>> start

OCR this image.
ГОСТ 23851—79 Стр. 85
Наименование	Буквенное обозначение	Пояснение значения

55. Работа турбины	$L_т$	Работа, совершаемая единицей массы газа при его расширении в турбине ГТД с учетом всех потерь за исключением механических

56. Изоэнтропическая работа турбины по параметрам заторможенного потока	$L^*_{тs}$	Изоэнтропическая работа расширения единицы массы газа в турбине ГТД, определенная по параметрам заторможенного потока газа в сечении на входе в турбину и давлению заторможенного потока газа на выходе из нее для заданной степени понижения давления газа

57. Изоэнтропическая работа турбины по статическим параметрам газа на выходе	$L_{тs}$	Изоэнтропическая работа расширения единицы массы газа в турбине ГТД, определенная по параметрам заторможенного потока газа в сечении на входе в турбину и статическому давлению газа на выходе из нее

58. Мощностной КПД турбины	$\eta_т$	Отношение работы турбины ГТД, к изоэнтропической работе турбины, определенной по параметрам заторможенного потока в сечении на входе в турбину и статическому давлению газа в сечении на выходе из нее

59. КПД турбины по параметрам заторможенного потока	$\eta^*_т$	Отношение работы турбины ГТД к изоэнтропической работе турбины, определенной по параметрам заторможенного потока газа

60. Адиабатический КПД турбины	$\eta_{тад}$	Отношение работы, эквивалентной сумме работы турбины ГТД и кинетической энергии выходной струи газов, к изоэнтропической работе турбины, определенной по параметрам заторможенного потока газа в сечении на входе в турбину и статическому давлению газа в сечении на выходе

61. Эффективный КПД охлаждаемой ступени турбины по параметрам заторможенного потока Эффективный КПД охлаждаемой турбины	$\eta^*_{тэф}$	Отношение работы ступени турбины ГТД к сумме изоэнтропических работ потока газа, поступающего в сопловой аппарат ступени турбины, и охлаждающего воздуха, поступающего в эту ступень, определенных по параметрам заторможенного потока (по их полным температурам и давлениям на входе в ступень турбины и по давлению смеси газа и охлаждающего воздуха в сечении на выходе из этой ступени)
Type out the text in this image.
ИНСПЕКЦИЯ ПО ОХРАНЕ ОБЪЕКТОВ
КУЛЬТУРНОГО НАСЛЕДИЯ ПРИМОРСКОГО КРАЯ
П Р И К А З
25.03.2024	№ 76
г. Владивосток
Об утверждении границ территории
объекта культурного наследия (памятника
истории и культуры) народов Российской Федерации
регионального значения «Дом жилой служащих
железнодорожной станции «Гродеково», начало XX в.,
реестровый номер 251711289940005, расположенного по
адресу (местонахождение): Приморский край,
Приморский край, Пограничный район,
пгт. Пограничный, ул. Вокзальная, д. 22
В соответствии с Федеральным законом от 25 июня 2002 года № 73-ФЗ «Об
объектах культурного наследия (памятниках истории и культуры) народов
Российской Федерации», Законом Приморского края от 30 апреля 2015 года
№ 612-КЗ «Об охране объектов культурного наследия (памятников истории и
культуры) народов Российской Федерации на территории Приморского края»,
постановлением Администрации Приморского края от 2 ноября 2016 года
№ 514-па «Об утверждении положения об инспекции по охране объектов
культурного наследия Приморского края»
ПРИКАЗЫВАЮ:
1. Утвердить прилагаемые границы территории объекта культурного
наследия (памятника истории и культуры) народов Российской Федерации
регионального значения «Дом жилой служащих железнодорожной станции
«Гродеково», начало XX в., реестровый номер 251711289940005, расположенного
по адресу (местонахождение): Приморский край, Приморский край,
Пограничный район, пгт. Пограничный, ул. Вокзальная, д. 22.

>> end

- _Problem_
Look for lines containing the string "единицы" and copy them all.

- _Task answer_
56. Изоэнтропическая работа турбины по параметрам заторможенного потока	$L^*_{тs}$	Изоэнтропическая работа расширения единицы массы газа в турбине ГТД, определенная по параметрам заторможенного потока газа в сечении на входе в турбину и давлению заторможенного потока газа на выходе из нее для заданной степени понижения давления газа
57. Изоэнтропическая работа турбины по статическим параметрам газа на выходе	$L_{тs}$	Изоэнтропическая работа расширения единицы массы газа в турбине ГТД, определенная по параметрам заторможенного потока газа в сечении на входе в турбину и статическому давлению газа на выходе из нее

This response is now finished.